> _Exercise objective_: Below is a listing to write out in full, exactly as given, without its pictures.

Data items
----------
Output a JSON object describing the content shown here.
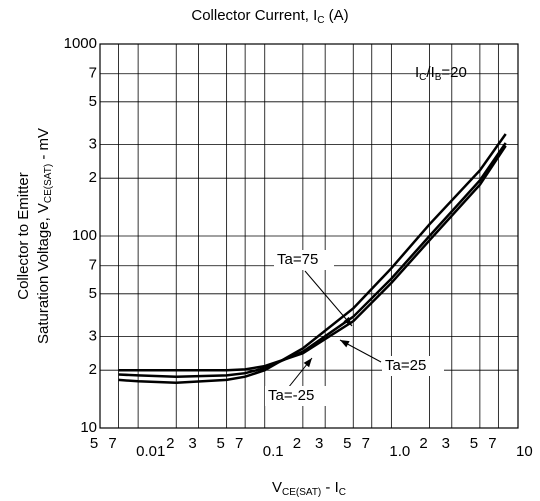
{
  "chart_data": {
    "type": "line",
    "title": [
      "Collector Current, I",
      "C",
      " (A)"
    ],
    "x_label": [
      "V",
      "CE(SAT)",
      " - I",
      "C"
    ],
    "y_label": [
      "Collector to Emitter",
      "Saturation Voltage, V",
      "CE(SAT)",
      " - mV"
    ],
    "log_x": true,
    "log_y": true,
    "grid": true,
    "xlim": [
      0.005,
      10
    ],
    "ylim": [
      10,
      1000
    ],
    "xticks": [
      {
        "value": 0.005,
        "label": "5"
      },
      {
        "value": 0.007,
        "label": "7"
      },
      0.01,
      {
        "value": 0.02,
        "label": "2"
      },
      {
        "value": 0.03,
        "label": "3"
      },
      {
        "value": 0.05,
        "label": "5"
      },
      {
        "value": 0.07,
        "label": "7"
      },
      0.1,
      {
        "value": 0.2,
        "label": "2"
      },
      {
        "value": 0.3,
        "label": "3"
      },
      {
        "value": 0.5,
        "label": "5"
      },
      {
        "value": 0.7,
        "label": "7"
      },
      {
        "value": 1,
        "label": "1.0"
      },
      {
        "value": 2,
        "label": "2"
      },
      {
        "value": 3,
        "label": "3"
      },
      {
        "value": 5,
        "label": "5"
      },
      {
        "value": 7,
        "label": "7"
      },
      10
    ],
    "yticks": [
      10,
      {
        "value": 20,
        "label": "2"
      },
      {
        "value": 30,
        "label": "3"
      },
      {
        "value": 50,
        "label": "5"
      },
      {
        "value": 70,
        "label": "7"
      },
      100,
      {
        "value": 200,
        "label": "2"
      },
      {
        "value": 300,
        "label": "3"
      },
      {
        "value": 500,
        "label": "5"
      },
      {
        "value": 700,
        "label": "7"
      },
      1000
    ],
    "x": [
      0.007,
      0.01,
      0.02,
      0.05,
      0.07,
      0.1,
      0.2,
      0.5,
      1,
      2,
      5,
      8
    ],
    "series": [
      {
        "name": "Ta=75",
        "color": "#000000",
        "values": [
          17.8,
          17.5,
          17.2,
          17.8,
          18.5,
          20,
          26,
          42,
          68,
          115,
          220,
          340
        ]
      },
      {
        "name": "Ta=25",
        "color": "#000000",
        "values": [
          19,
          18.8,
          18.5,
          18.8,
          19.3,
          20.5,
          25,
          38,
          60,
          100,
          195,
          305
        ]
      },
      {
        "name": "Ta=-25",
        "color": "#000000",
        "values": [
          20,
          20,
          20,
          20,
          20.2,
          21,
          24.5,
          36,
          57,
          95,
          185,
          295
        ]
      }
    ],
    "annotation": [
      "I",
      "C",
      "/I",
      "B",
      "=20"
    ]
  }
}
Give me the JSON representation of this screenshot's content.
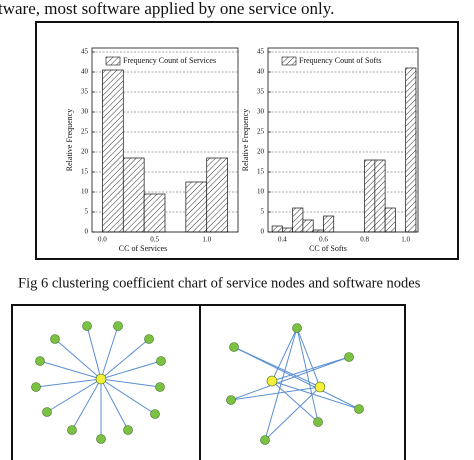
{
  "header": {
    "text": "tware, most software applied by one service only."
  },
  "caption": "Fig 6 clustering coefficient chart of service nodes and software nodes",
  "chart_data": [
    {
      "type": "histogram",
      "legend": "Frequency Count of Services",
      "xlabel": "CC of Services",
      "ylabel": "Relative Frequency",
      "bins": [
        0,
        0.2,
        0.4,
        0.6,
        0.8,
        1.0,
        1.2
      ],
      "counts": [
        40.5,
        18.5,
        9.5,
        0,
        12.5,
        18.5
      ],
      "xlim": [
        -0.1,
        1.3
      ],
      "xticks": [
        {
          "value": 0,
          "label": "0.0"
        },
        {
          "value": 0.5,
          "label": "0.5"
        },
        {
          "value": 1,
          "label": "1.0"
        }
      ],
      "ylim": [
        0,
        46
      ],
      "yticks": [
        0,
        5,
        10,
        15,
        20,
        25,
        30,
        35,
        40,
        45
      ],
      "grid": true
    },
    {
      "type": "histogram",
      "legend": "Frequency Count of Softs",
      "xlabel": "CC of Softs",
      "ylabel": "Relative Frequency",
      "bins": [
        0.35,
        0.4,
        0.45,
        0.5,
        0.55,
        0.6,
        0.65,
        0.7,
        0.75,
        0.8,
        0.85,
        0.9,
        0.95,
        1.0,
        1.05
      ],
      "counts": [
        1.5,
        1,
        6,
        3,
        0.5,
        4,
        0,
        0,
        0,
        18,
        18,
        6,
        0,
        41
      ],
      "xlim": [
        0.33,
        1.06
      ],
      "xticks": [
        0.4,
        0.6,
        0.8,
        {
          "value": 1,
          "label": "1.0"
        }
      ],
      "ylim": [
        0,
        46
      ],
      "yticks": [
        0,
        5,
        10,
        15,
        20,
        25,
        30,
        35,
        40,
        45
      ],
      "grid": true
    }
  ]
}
----------
> _Result_:
Output a JSON object describing the content shown here.
{
  "chart_data": {
    "type": "line",
    "title": [
      "Collector Current, I",
      "C",
      " (A)"
    ],
    "x_label": [
      "V",
      "CE(SAT)",
      " - I",
      "C"
    ],
    "y_label": [
      "Collector to Emitter",
      "Saturation Voltage, V",
      "CE(SAT)",
      " - mV"
    ],
    "log_x": true,
    "log_y": true,
    "grid": true,
    "xlim": [
      0.005,
      10
    ],
    "ylim": [
      10,
      1000
    ],
    "xticks": [
      {
        "value": 0.005,
        "label": "5"
      },
      {
        "value": 0.007,
        "label": "7"
      },
      0.01,
      {
        "value": 0.02,
        "label": "2"
      },
      {
        "value": 0.03,
        "label": "3"
      },
      {
        "value": 0.05,
        "label": "5"
      },
      {
        "value": 0.07,
        "label": "7"
      },
      0.1,
      {
        "value": 0.2,
        "label": "2"
      },
      {
        "value": 0.3,
        "label": "3"
      },
      {
        "value": 0.5,
        "label": "5"
      },
      {
        "value": 0.7,
        "label": "7"
      },
      {
        "value": 1,
        "label": "1.0"
      },
      {
        "value": 2,
        "label": "2"
      },
      {
        "value": 3,
        "label": "3"
      },
      {
        "value": 5,
        "label": "5"
      },
      {
        "value": 7,
        "label": "7"
      },
      10
    ],
    "yticks": [
      10,
      {
        "value": 20,
        "label": "2"
      },
      {
        "value": 30,
        "label": "3"
      },
      {
        "value": 50,
        "label": "5"
      },
      {
        "value": 70,
        "label": "7"
      },
      100,
      {
        "value": 200,
        "label": "2"
      },
      {
        "value": 300,
        "label": "3"
      },
      {
        "value": 500,
        "label": "5"
      },
      {
        "value": 700,
        "label": "7"
      },
      1000
    ],
    "x": [
      0.007,
      0.01,
      0.02,
      0.05,
      0.07,
      0.1,
      0.2,
      0.5,
      1,
      2,
      5,
      8
    ],
    "series": [
      {
        "name": "Ta=75",
        "color": "#000000",
        "values": [
          17.8,
          17.5,
          17.2,
          17.8,
          18.5,
          20,
          26,
          42,
          68,
          115,
          220,
          340
        ]
      },
      {
        "name": "Ta=25",
        "color": "#000000",
        "values": [
          19,
          18.8,
          18.5,
          18.8,
          19.3,
          20.5,
          25,
          38,
          60,
          100,
          195,
          305
        ]
      },
      {
        "name": "Ta=-25",
        "color": "#000000",
        "values": [
          20,
          20,
          20,
          20,
          20.2,
          21,
          24.5,
          36,
          57,
          95,
          185,
          295
        ]
      }
    ],
    "annotation": [
      "I",
      "C",
      "/I",
      "B",
      "=20"
    ]
  }
}
Give me the JSON representation of this screenshot's content.
{
  "header": {
    "text": "tware, most software applied by one service only."
  },
  "caption": "Fig 6 clustering coefficient chart of service nodes and software nodes",
  "chart_data": [
    {
      "type": "histogram",
      "legend": "Frequency Count of Services",
      "xlabel": "CC of Services",
      "ylabel": "Relative Frequency",
      "bins": [
        0,
        0.2,
        0.4,
        0.6,
        0.8,
        1.0,
        1.2
      ],
      "counts": [
        40.5,
        18.5,
        9.5,
        0,
        12.5,
        18.5
      ],
      "xlim": [
        -0.1,
        1.3
      ],
      "xticks": [
        {
          "value": 0,
          "label": "0.0"
        },
        {
          "value": 0.5,
          "label": "0.5"
        },
        {
          "value": 1,
          "label": "1.0"
        }
      ],
      "ylim": [
        0,
        46
      ],
      "yticks": [
        0,
        5,
        10,
        15,
        20,
        25,
        30,
        35,
        40,
        45
      ],
      "grid": true
    },
    {
      "type": "histogram",
      "legend": "Frequency Count of Softs",
      "xlabel": "CC of Softs",
      "ylabel": "Relative Frequency",
      "bins": [
        0.35,
        0.4,
        0.45,
        0.5,
        0.55,
        0.6,
        0.65,
        0.7,
        0.75,
        0.8,
        0.85,
        0.9,
        0.95,
        1.0,
        1.05
      ],
      "counts": [
        1.5,
        1,
        6,
        3,
        0.5,
        4,
        0,
        0,
        0,
        18,
        18,
        6,
        0,
        41
      ],
      "xlim": [
        0.33,
        1.06
      ],
      "xticks": [
        0.4,
        0.6,
        0.8,
        {
          "value": 1,
          "label": "1.0"
        }
      ],
      "ylim": [
        0,
        46
      ],
      "yticks": [
        0,
        5,
        10,
        15,
        20,
        25,
        30,
        35,
        40,
        45
      ],
      "grid": true
    }
  ]
}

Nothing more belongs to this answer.